## begin Data shown

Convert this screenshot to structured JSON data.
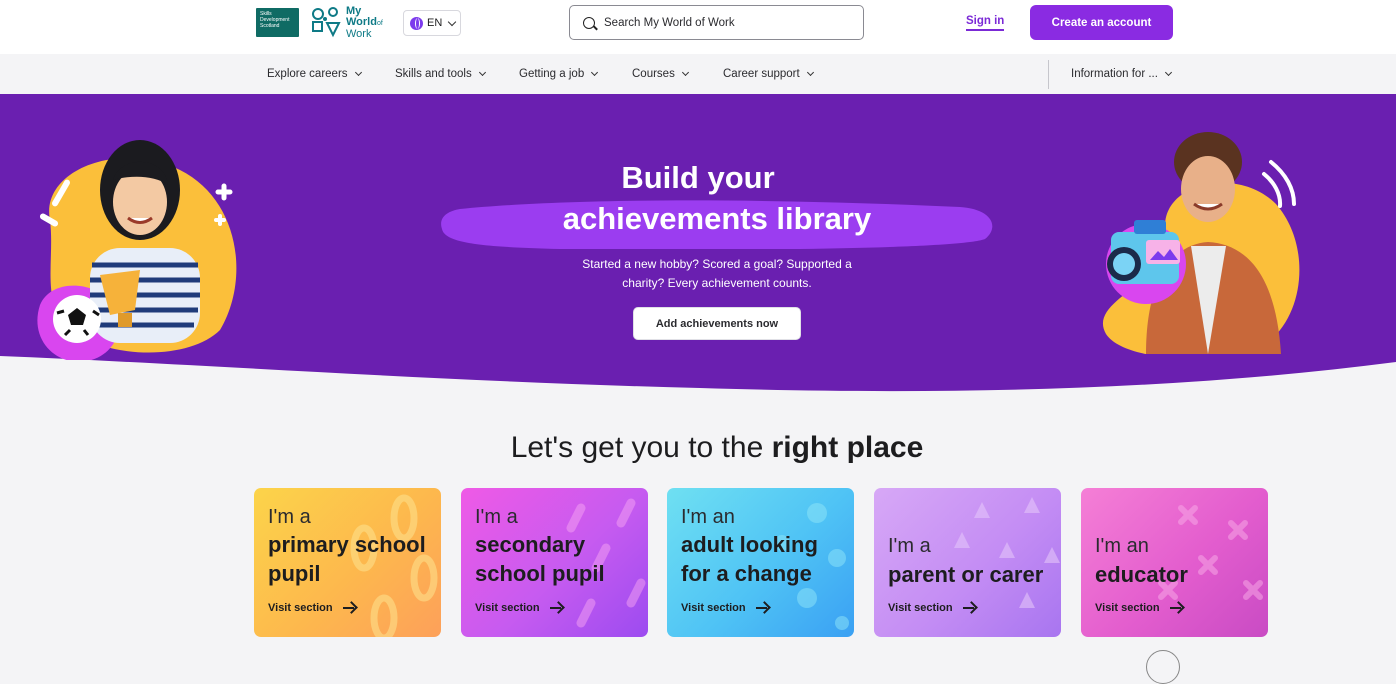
{
  "header": {
    "sds_logo_lines": [
      "Skills",
      "Development",
      "Scotland"
    ],
    "brand": {
      "line1": "My",
      "line2": "World",
      "of": "of",
      "line3": "Work"
    },
    "language": "EN",
    "search_placeholder": "Search My World of Work",
    "sign_in": "Sign in",
    "create_account": "Create an account"
  },
  "nav": {
    "items": [
      {
        "label": "Explore careers"
      },
      {
        "label": "Skills and tools"
      },
      {
        "label": "Getting a job"
      },
      {
        "label": "Courses"
      },
      {
        "label": "Career support"
      }
    ],
    "info_for": "Information for ..."
  },
  "hero": {
    "title_line1": "Build your",
    "title_line2": "achievements library",
    "subtitle": "Started a new hobby? Scored a goal? Supported a charity? Every achievement counts.",
    "cta": "Add achievements now"
  },
  "section": {
    "title_plain": "Let's get you to the ",
    "title_bold": "right place"
  },
  "cards": [
    {
      "pre": "I'm a",
      "main_line1": "primary school",
      "main_line2": "pupil",
      "visit": "Visit section"
    },
    {
      "pre": "I'm a",
      "main_line1": "secondary",
      "main_line2": "school pupil",
      "visit": "Visit section"
    },
    {
      "pre": "I'm an",
      "main_line1": "adult looking",
      "main_line2": "for a change",
      "visit": "Visit section"
    },
    {
      "pre": "I'm a",
      "main_line1": "parent or carer",
      "main_line2": "",
      "visit": "Visit section"
    },
    {
      "pre": "I'm an",
      "main_line1": "educator",
      "main_line2": "",
      "visit": "Visit section"
    }
  ],
  "colors": {
    "brand_purple": "#8a2be2",
    "hero_purple": "#6a1fb0",
    "brush_purple": "#9b3df0",
    "teal": "#0f6b64"
  },
  "icons": [
    "globe-icon",
    "chevron-down-icon",
    "search-icon",
    "arrow-right-icon"
  ]
}
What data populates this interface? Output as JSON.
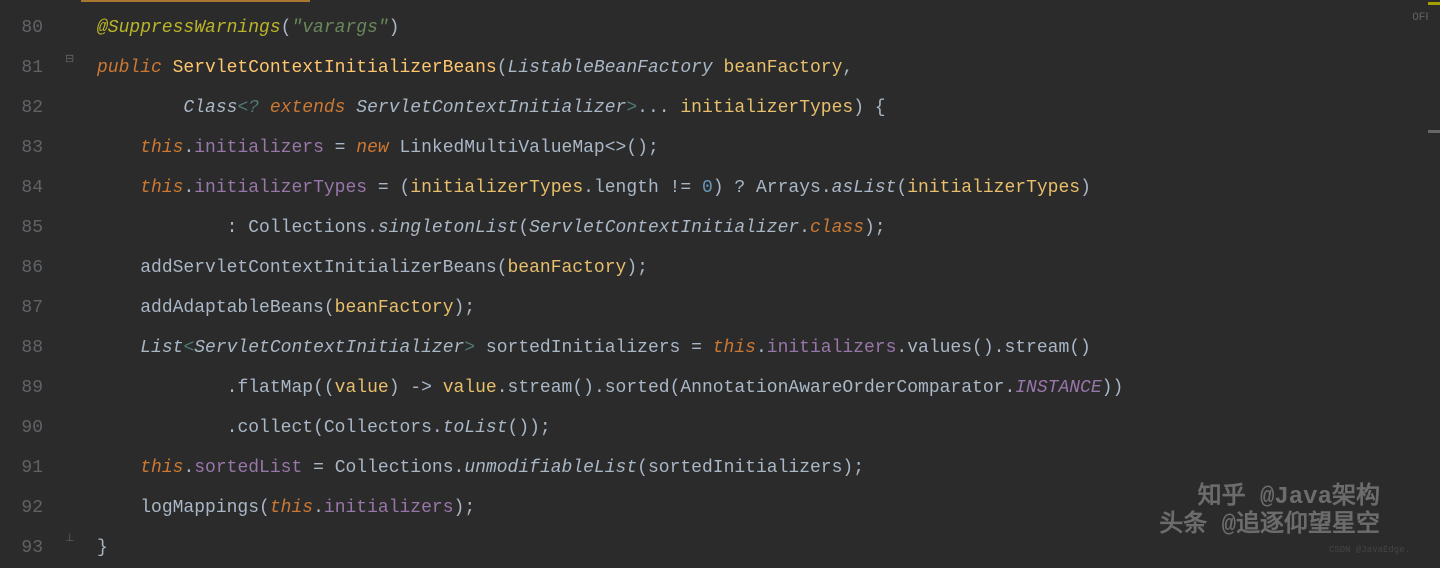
{
  "lineNumbers": [
    "80",
    "81",
    "82",
    "83",
    "84",
    "85",
    "86",
    "87",
    "88",
    "89",
    "90",
    "91",
    "92",
    "93"
  ],
  "offIndicator": "OFF",
  "code": {
    "l80": {
      "anno": "@SuppressWarnings",
      "paren1": "(",
      "str": "\"varargs\"",
      "paren2": ")"
    },
    "l81": {
      "kw": "public",
      "ctor": "ServletContextInitializerBeans",
      "paren1": "(",
      "type": "ListableBeanFactory",
      "param": "beanFactory",
      "comma": ","
    },
    "l82": {
      "type1": "Class",
      "gen1": "<?",
      "kw": "extends",
      "type2": "ServletContextInitializer",
      "gen2": ">",
      "varargs": "...",
      "param": "initializerTypes",
      "paren": ") {"
    },
    "l83": {
      "kw1": "this",
      "dot1": ".",
      "field": "initializers",
      "eq": " = ",
      "kw2": "new",
      "type": "LinkedMultiValueMap",
      "gen": "<>",
      "paren": "();"
    },
    "l84": {
      "kw": "this",
      "dot1": ".",
      "field": "initializerTypes",
      "eq": " = (",
      "param": "initializerTypes",
      "dot2": ".",
      "prop": "length",
      "neq": " != ",
      "num": "0",
      "tern": ") ? ",
      "type": "Arrays",
      "dot3": ".",
      "method": "asList",
      "paren1": "(",
      "param2": "initializerTypes",
      "paren2": ")"
    },
    "l85": {
      "colon": ": ",
      "type1": "Collections",
      "dot1": ".",
      "method": "singletonList",
      "paren1": "(",
      "type2": "ServletContextInitializer",
      "dot2": ".",
      "kw": "class",
      "paren2": ");"
    },
    "l86": {
      "method": "addServletContextInitializerBeans",
      "paren1": "(",
      "param": "beanFactory",
      "paren2": ");"
    },
    "l87": {
      "method": "addAdaptableBeans",
      "paren1": "(",
      "param": "beanFactory",
      "paren2": ");"
    },
    "l88": {
      "type1": "List",
      "gen1": "<",
      "type2": "ServletContextInitializer",
      "gen2": ">",
      "var": " sortedInitializers = ",
      "kw": "this",
      "dot1": ".",
      "field": "initializers",
      "dot2": ".",
      "method1": "values",
      "paren1": "().",
      "method2": "stream",
      "paren2": "()"
    },
    "l89": {
      "dot1": ".",
      "method1": "flatMap",
      "paren1": "((",
      "param": "value",
      "arrow": ") -> ",
      "param2": "value",
      "dot2": ".",
      "method2": "stream",
      "paren2": "().",
      "method3": "sorted",
      "paren3": "(",
      "type": "AnnotationAwareOrderComparator",
      "dot3": ".",
      "constant": "INSTANCE",
      "paren4": "))"
    },
    "l90": {
      "dot1": ".",
      "method1": "collect",
      "paren1": "(",
      "type": "Collectors",
      "dot2": ".",
      "method2": "toList",
      "paren2": "());"
    },
    "l91": {
      "kw": "this",
      "dot1": ".",
      "field": "sortedList",
      "eq": " = ",
      "type": "Collections",
      "dot2": ".",
      "method": "unmodifiableList",
      "paren1": "(",
      "var": "sortedInitializers",
      "paren2": ");"
    },
    "l92": {
      "method": "logMappings",
      "paren1": "(",
      "kw": "this",
      "dot": ".",
      "field": "initializers",
      "paren2": ");"
    },
    "l93": {
      "brace": "}"
    }
  },
  "watermark1": "知乎 @Java架构",
  "watermark2": "头条 @追逐仰望星空",
  "watermark3": "CSDN @JavaEdge."
}
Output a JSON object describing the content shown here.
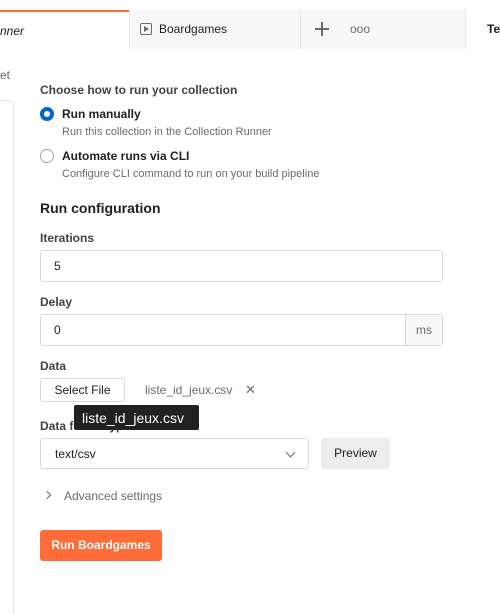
{
  "tabs": {
    "active_label": "nner",
    "second_label": "Boardgames",
    "third_label": "Te",
    "more_label": "ooo"
  },
  "left": {
    "fragment": "et"
  },
  "run_mode": {
    "title": "Choose how to run your collection",
    "options": [
      {
        "title": "Run manually",
        "description": "Run this collection in the Collection Runner",
        "selected": true
      },
      {
        "title": "Automate runs via CLI",
        "description": "Configure CLI command to run on your build pipeline",
        "selected": false
      }
    ]
  },
  "config": {
    "heading": "Run configuration",
    "iterations_label": "Iterations",
    "iterations_value": "5",
    "delay_label": "Delay",
    "delay_value": "0",
    "delay_unit": "ms",
    "data_label": "Data",
    "select_file_label": "Select File",
    "file_name": "liste_id_jeux.csv",
    "tooltip": "liste_id_jeux.csv",
    "data_type_label": "Data f",
    "data_type_label_tail": "ype",
    "data_type_value": "text/csv",
    "preview_label": "Preview",
    "advanced_label": "Advanced settings",
    "run_button": "Run Boardgames"
  },
  "colors": {
    "accent": "#ff6c37",
    "radio_selected": "#0265d2"
  }
}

## end Data shown

### What you will do
Transcribe every line in the entries above, taking out only the images.

### Response to this exercise
Convert this screenshot to structured JSON data.
{
  "header": {
    "sds_logo_lines": [
      "Skills",
      "Development",
      "Scotland"
    ],
    "brand": {
      "line1": "My",
      "line2": "World",
      "of": "of",
      "line3": "Work"
    },
    "language": "EN",
    "search_placeholder": "Search My World of Work",
    "sign_in": "Sign in",
    "create_account": "Create an account"
  },
  "nav": {
    "items": [
      {
        "label": "Explore careers"
      },
      {
        "label": "Skills and tools"
      },
      {
        "label": "Getting a job"
      },
      {
        "label": "Courses"
      },
      {
        "label": "Career support"
      }
    ],
    "info_for": "Information for ..."
  },
  "hero": {
    "title_line1": "Build your",
    "title_line2": "achievements library",
    "subtitle": "Started a new hobby? Scored a goal? Supported a charity? Every achievement counts.",
    "cta": "Add achievements now"
  },
  "section": {
    "title_plain": "Let's get you to the ",
    "title_bold": "right place"
  },
  "cards": [
    {
      "pre": "I'm a",
      "main_line1": "primary school",
      "main_line2": "pupil",
      "visit": "Visit section"
    },
    {
      "pre": "I'm a",
      "main_line1": "secondary",
      "main_line2": "school pupil",
      "visit": "Visit section"
    },
    {
      "pre": "I'm an",
      "main_line1": "adult looking",
      "main_line2": "for a change",
      "visit": "Visit section"
    },
    {
      "pre": "I'm a",
      "main_line1": "parent or carer",
      "main_line2": "",
      "visit": "Visit section"
    },
    {
      "pre": "I'm an",
      "main_line1": "educator",
      "main_line2": "",
      "visit": "Visit section"
    }
  ],
  "colors": {
    "brand_purple": "#8a2be2",
    "hero_purple": "#6a1fb0",
    "brush_purple": "#9b3df0",
    "teal": "#0f6b64"
  },
  "icons": [
    "globe-icon",
    "chevron-down-icon",
    "search-icon",
    "arrow-right-icon"
  ]
}
What data populates this interface? Output as JSON.
{
  "lineNumbers": [
    "80",
    "81",
    "82",
    "83",
    "84",
    "85",
    "86",
    "87",
    "88",
    "89",
    "90",
    "91",
    "92",
    "93"
  ],
  "offIndicator": "OFF",
  "code": {
    "l80": {
      "anno": "@SuppressWarnings",
      "paren1": "(",
      "str": "\"varargs\"",
      "paren2": ")"
    },
    "l81": {
      "kw": "public",
      "ctor": "ServletContextInitializerBeans",
      "paren1": "(",
      "type": "ListableBeanFactory",
      "param": "beanFactory",
      "comma": ","
    },
    "l82": {
      "type1": "Class",
      "gen1": "<?",
      "kw": "extends",
      "type2": "ServletContextInitializer",
      "gen2": ">",
      "varargs": "...",
      "param": "initializerTypes",
      "paren": ") {"
    },
    "l83": {
      "kw1": "this",
      "dot1": ".",
      "field": "initializers",
      "eq": " = ",
      "kw2": "new",
      "type": "LinkedMultiValueMap",
      "gen": "<>",
      "paren": "();"
    },
    "l84": {
      "kw": "this",
      "dot1": ".",
      "field": "initializerTypes",
      "eq": " = (",
      "param": "initializerTypes",
      "dot2": ".",
      "prop": "length",
      "neq": " != ",
      "num": "0",
      "tern": ") ? ",
      "type": "Arrays",
      "dot3": ".",
      "method": "asList",
      "paren1": "(",
      "param2": "initializerTypes",
      "paren2": ")"
    },
    "l85": {
      "colon": ": ",
      "type1": "Collections",
      "dot1": ".",
      "method": "singletonList",
      "paren1": "(",
      "type2": "ServletContextInitializer",
      "dot2": ".",
      "kw": "class",
      "paren2": ");"
    },
    "l86": {
      "method": "addServletContextInitializerBeans",
      "paren1": "(",
      "param": "beanFactory",
      "paren2": ");"
    },
    "l87": {
      "method": "addAdaptableBeans",
      "paren1": "(",
      "param": "beanFactory",
      "paren2": ");"
    },
    "l88": {
      "type1": "List",
      "gen1": "<",
      "type2": "ServletContextInitializer",
      "gen2": ">",
      "var": " sortedInitializers = ",
      "kw": "this",
      "dot1": ".",
      "field": "initializers",
      "dot2": ".",
      "method1": "values",
      "paren1": "().",
      "method2": "stream",
      "paren2": "()"
    },
    "l89": {
      "dot1": ".",
      "method1": "flatMap",
      "paren1": "((",
      "param": "value",
      "arrow": ") -> ",
      "param2": "value",
      "dot2": ".",
      "method2": "stream",
      "paren2": "().",
      "method3": "sorted",
      "paren3": "(",
      "type": "AnnotationAwareOrderComparator",
      "dot3": ".",
      "constant": "INSTANCE",
      "paren4": "))"
    },
    "l90": {
      "dot1": ".",
      "method1": "collect",
      "paren1": "(",
      "type": "Collectors",
      "dot2": ".",
      "method2": "toList",
      "paren2": "());"
    },
    "l91": {
      "kw": "this",
      "dot1": ".",
      "field": "sortedList",
      "eq": " = ",
      "type": "Collections",
      "dot2": ".",
      "method": "unmodifiableList",
      "paren1": "(",
      "var": "sortedInitializers",
      "paren2": ");"
    },
    "l92": {
      "method": "logMappings",
      "paren1": "(",
      "kw": "this",
      "dot": ".",
      "field": "initializers",
      "paren2": ");"
    },
    "l93": {
      "brace": "}"
    }
  },
  "watermark1": "知乎 @Java架构",
  "watermark2": "头条 @追逐仰望星空",
  "watermark3": "CSDN @JavaEdge."
}
Output a JSON object describing the content shown here.
{
  "tabs": {
    "active_label": "nner",
    "second_label": "Boardgames",
    "third_label": "Te",
    "more_label": "ooo"
  },
  "left": {
    "fragment": "et"
  },
  "run_mode": {
    "title": "Choose how to run your collection",
    "options": [
      {
        "title": "Run manually",
        "description": "Run this collection in the Collection Runner",
        "selected": true
      },
      {
        "title": "Automate runs via CLI",
        "description": "Configure CLI command to run on your build pipeline",
        "selected": false
      }
    ]
  },
  "config": {
    "heading": "Run configuration",
    "iterations_label": "Iterations",
    "iterations_value": "5",
    "delay_label": "Delay",
    "delay_value": "0",
    "delay_unit": "ms",
    "data_label": "Data",
    "select_file_label": "Select File",
    "file_name": "liste_id_jeux.csv",
    "tooltip": "liste_id_jeux.csv",
    "data_type_label": "Data f",
    "data_type_label_tail": "ype",
    "data_type_value": "text/csv",
    "preview_label": "Preview",
    "advanced_label": "Advanced settings",
    "run_button": "Run Boardgames"
  },
  "colors": {
    "accent": "#ff6c37",
    "radio_selected": "#0265d2"
  }
}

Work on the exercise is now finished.